> _To be done_
Show every line in the entries below where the word "zusammenstricken" appears.

> _Material for this task_
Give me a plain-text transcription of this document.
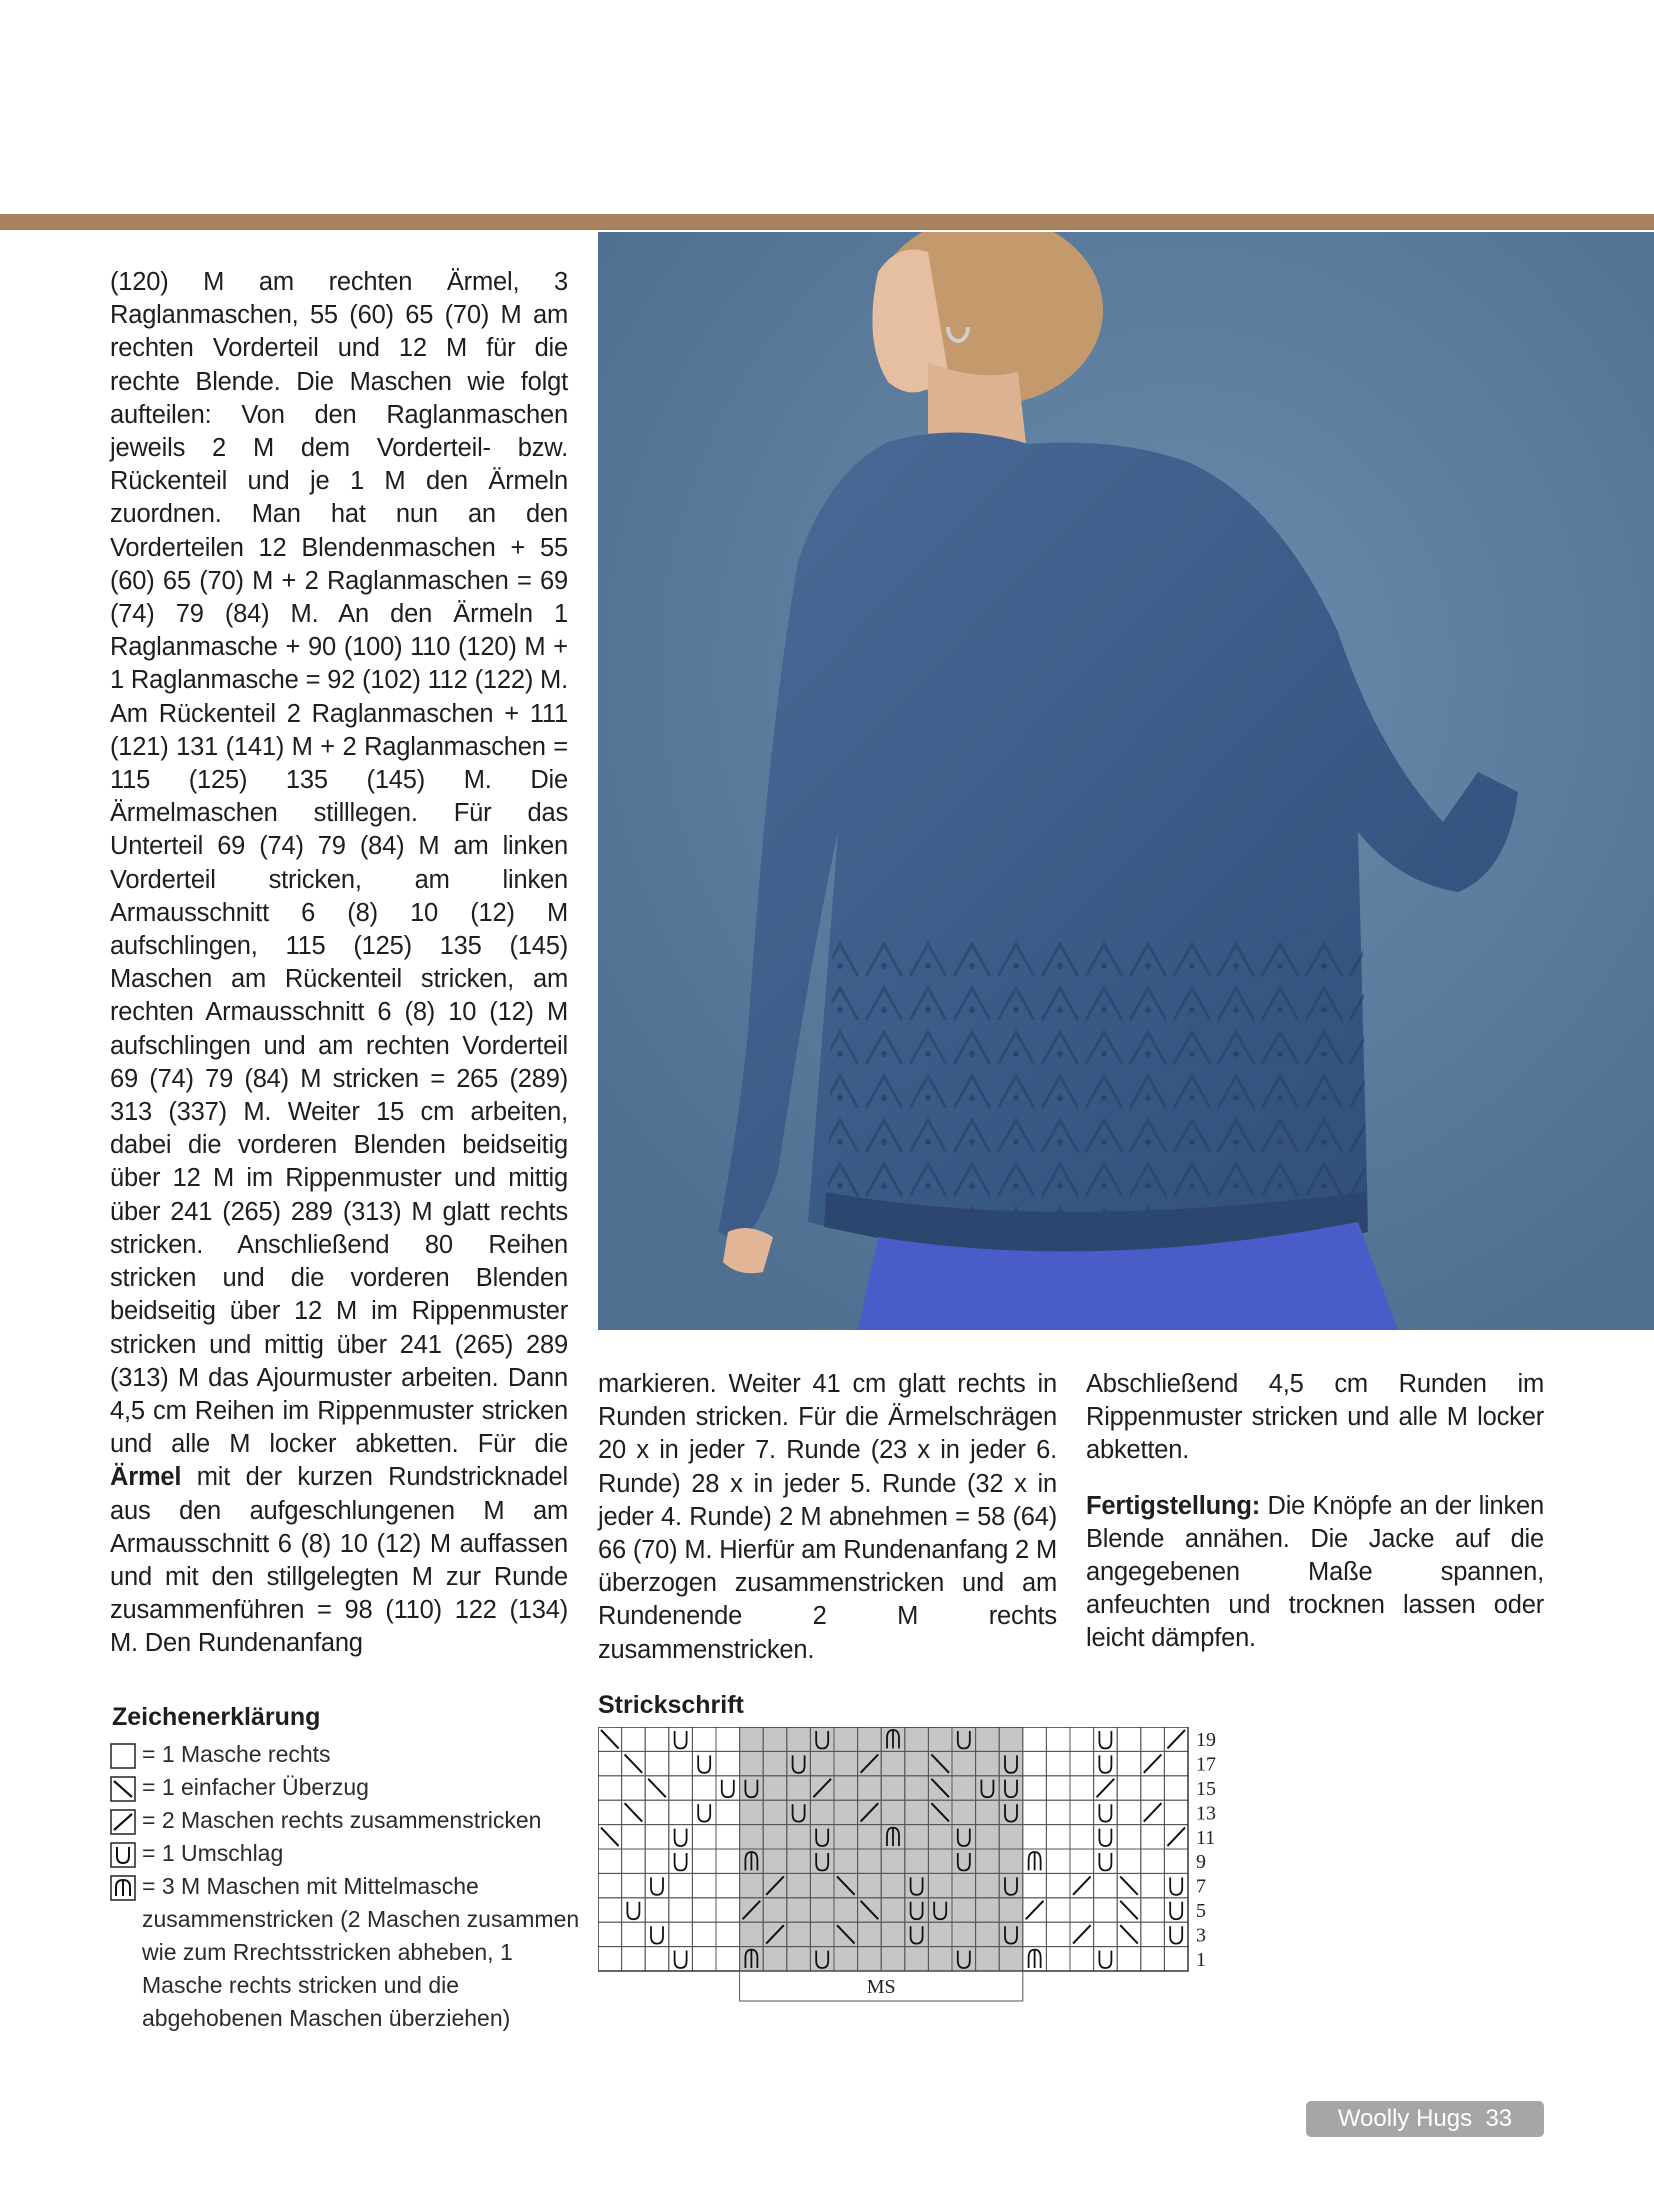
(120) M am rechten Ärmel, 3 Raglanmaschen, 55 (60) 65 (70) M am rechten Vorderteil und 12 M für die rechte Blende. Die Maschen wie folgt aufteilen: Von den Raglanmaschen jeweils 2 M dem Vorderteil- bzw. Rückenteil und je 1 M den Ärmeln zuordnen. Man hat nun an den Vorderteilen 12 Blendenmaschen + 55 (60) 65 (70) M + 2 Raglanmaschen = 69 (74) 79 (84) M. An den Ärmeln 1 Raglanmasche + 90 (100) 110 (120) M + 1 Raglanmasche = 92 (102) 112 (122) M. Am Rückenteil 2 Raglanmaschen + 111 (121) 131 (141) M + 2 Raglanmaschen = 115 (125) 135 (145) M. Die Ärmelmaschen stilllegen. Für das Unterteil 69 (74) 79 (84) M am linken Vorderteil stricken, am linken Armausschnitt 6 (8) 10 (12) M aufschlingen, 115 (125) 135 (145) Maschen am Rückenteil stricken, am rechten Armausschnitt 6 (8) 10 (12) M aufschlingen und am rechten Vorderteil 69 (74) 79 (84) M stricken = 265 (289) 313 (337) M. Weiter 15 cm arbeiten, dabei die vorderen Blenden beidseitig über 12 M im Rippenmuster und mittig über 241 (265) 289 (313) M glatt rechts stricken. Anschließend 80 Reihen stricken und die vorderen Blenden beidseitig über 12 M im Rippenmuster stricken und mittig über 241 (265) 289 (313) M das Ajourmuster arbeiten. Dann 4,5 cm Reihen im Rippenmuster stricken und alle M locker abketten. Für die Ärmel mit der kurzen Rundstricknadel aus den aufgeschlungenen M am Armausschnitt 6 (8) 10 (12) M auffassen und mit den stillgelegten M zur Runde zusammenführen = 98 (110) 122 (134) M. Den Rundenanfang

markieren. Weiter 41 cm glatt rechts in Runden stricken. Für die Ärmelschrägen 20 x in jeder 7. Runde (23 x in jeder 6. Runde) 28 x in jeder 5. Runde (32 x in jeder 4. Runde) 2 M abnehmen = 58 (64) 66 (70) M. Hierfür am Rundenanfang 2 M überzogen zusammenstricken und am Rundenende 2 M rechts zusammenstricken.

Abschließend 4,5 cm Runden im Rippenmuster stricken und alle M locker abketten.

Fertigstellung: Die Knöpfe an der linken Blende annähen. Die Jacke auf die angegebenen Maße spannen, anfeuchten und trocknen lassen oder leicht dämpfen.

Zeichenerklärung
= 1 Masche rechts
= 1 einfacher Überzug
= 2 Maschen rechts zusammenstricken
= 1 Umschlag
= 3 M Maschen mit Mittelmasche zusammenstricken (2 Maschen zusammen wie zum Rrechtsstricken abheben, 1 Masche rechts stricken und die abgehobenen Maschen überziehen)
Strickschrift
19
17
15
13
11
9
7
5
3
1
MS
Woolly Hugs 33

> _Output for this exercise_
markieren. Weiter 41 cm glatt rechts in Runden stricken. Für die Ärmelschrägen 20 x in jeder 7. Runde (23 x in jeder 6. Runde) 28 x in jeder 5. Runde (32 x in jeder 4. Runde) 2 M abnehmen = 58 (64) 66 (70) M. Hierfür am Rundenanfang 2 M überzogen zusammenstricken und am Rundenende 2 M rechts zusammenstricken.
= 2 Maschen rechts zusammenstricken
= 3 M Maschen mit Mittelmasche zusammenstricken (2 Maschen zusammen wie zum Rrechtsstricken abheben, 1 Masche rechts stricken und die abgehobenen Maschen überziehen)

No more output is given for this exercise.